What you will do ▸ All lines featuring the string "this" are to be listed.

Records for processing ▸
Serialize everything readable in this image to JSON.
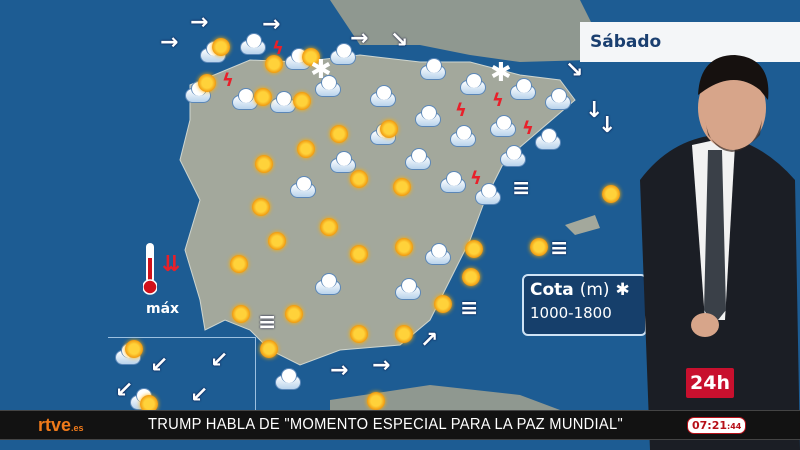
{
  "day_label": "Sábado",
  "snow_level": {
    "title": "Cota",
    "unit": "(m)",
    "range": "1000-1800",
    "icon": "snowflake-icon"
  },
  "temperature": {
    "label": "máx",
    "trend": "falling",
    "icon": "thermometer-down-icon"
  },
  "ticker": {
    "brand": "rtve",
    "brand_suffix": ".es",
    "headline": "TRUMP HABLA DE \"MOMENTO ESPECIAL PARA LA PAZ MUNDIAL\"",
    "time": "07:21",
    "seconds": ":44"
  },
  "channel_logo": "24h",
  "colors": {
    "sea": "#1d5c93",
    "land": "#9aa096",
    "accent": "#c8102e",
    "brand": "#f07a1a"
  },
  "icon_types": [
    "sun-icon",
    "cloud-sun-icon",
    "cloud-icon",
    "rain-icon",
    "storm-icon",
    "snow-icon",
    "wind-arrow-icon",
    "fog-icon"
  ]
}
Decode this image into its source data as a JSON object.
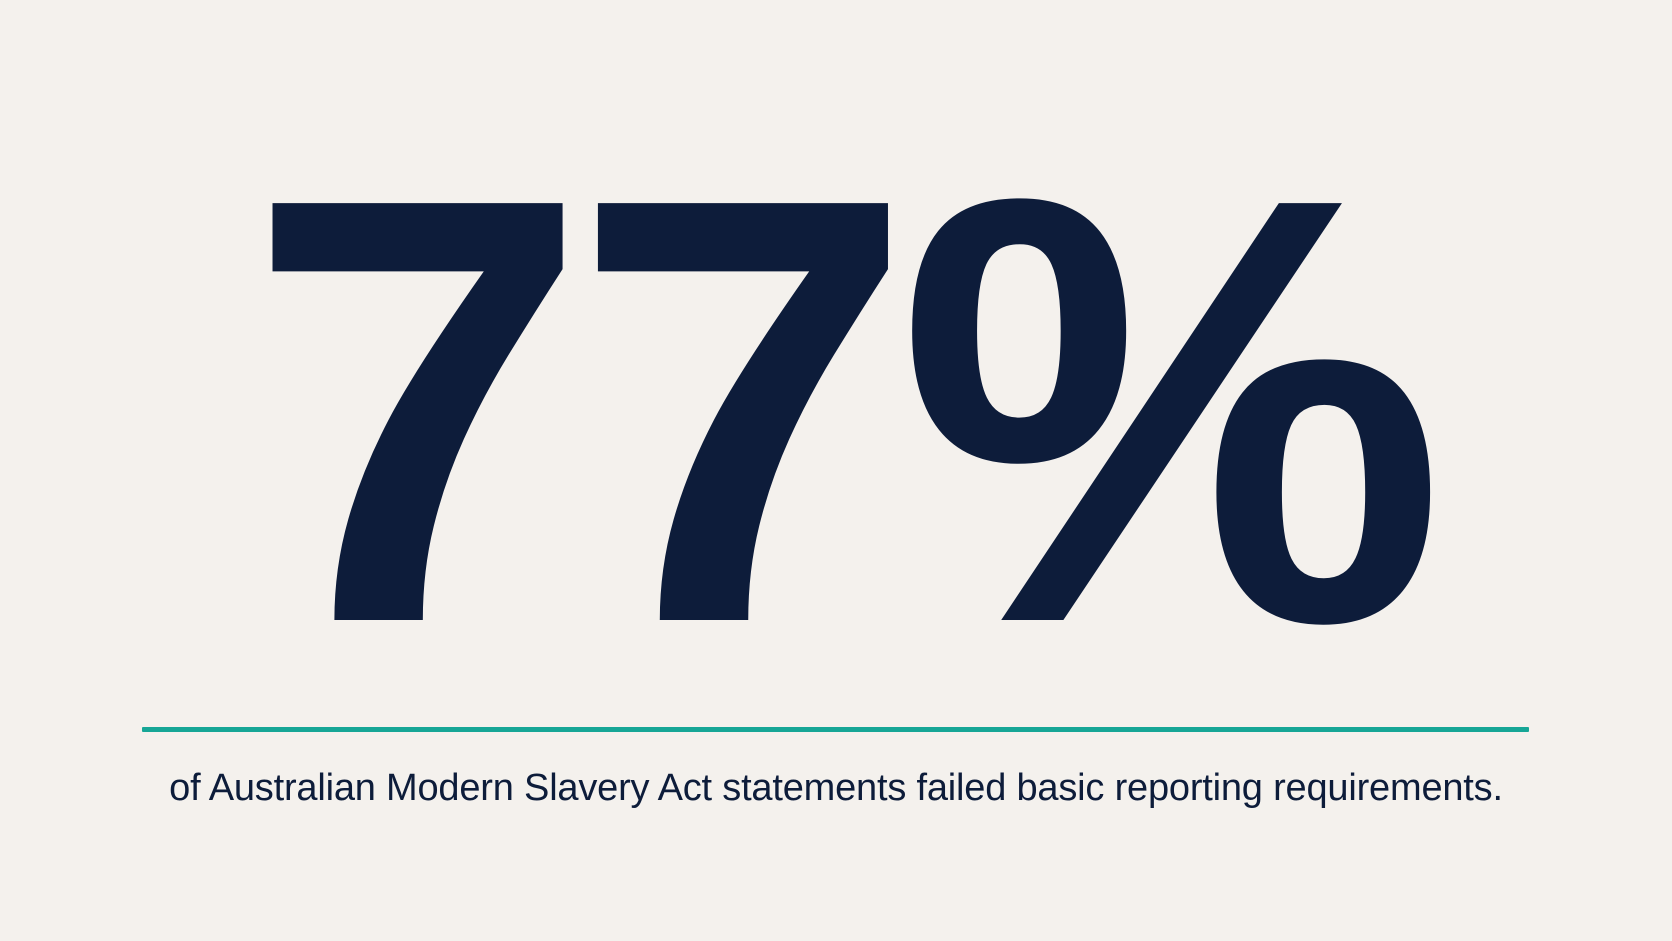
{
  "hero": {
    "statistic": "77%",
    "caption": "of Australian Modern Slavery Act statements failed basic reporting requirements."
  },
  "colors": {
    "background": "#f4f1ed",
    "text": "#0d1c3a",
    "accent_rule": "#16a696"
  }
}
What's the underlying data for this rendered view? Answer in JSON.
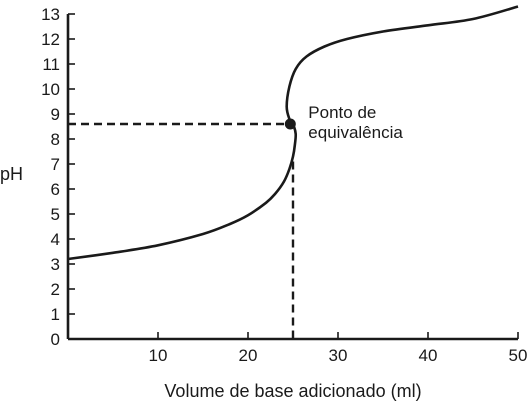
{
  "chart_data": {
    "type": "line",
    "xlabel": "Volume de base adicionado (ml)",
    "ylabel": "pH",
    "xlim": [
      0,
      50
    ],
    "ylim": [
      0,
      13
    ],
    "x_ticks": [
      "10",
      "20",
      "30",
      "40",
      "50"
    ],
    "y_ticks": [
      "0",
      "1",
      "2",
      "3",
      "4",
      "5",
      "6",
      "7",
      "8",
      "9",
      "10",
      "11",
      "12",
      "13"
    ],
    "grid": false,
    "series": [
      {
        "x": [
          0,
          5,
          10,
          15,
          18,
          20,
          22,
          23,
          24,
          24.6,
          25,
          25.2,
          25.3,
          25.1,
          24.6,
          24.3,
          24.6,
          25.3,
          26.5,
          28.5,
          31,
          35,
          40,
          45,
          50
        ],
        "y": [
          3.2,
          3.45,
          3.75,
          4.2,
          4.6,
          4.95,
          5.45,
          5.8,
          6.3,
          6.8,
          7.3,
          7.75,
          8.2,
          8.5,
          8.8,
          9.3,
          10.1,
          10.8,
          11.3,
          11.7,
          12.0,
          12.3,
          12.55,
          12.8,
          13.3
        ]
      }
    ],
    "equivalence_point": {
      "x": 24.7,
      "y": 8.6
    },
    "annotations": [
      {
        "lines": [
          "Ponto de",
          "equivalência"
        ]
      }
    ]
  }
}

Finished task ▸
Serialize everything readable in this image to JSON.
Decode this image into its source data as a JSON object.
What's the underlying data for this rendered view? Answer in JSON.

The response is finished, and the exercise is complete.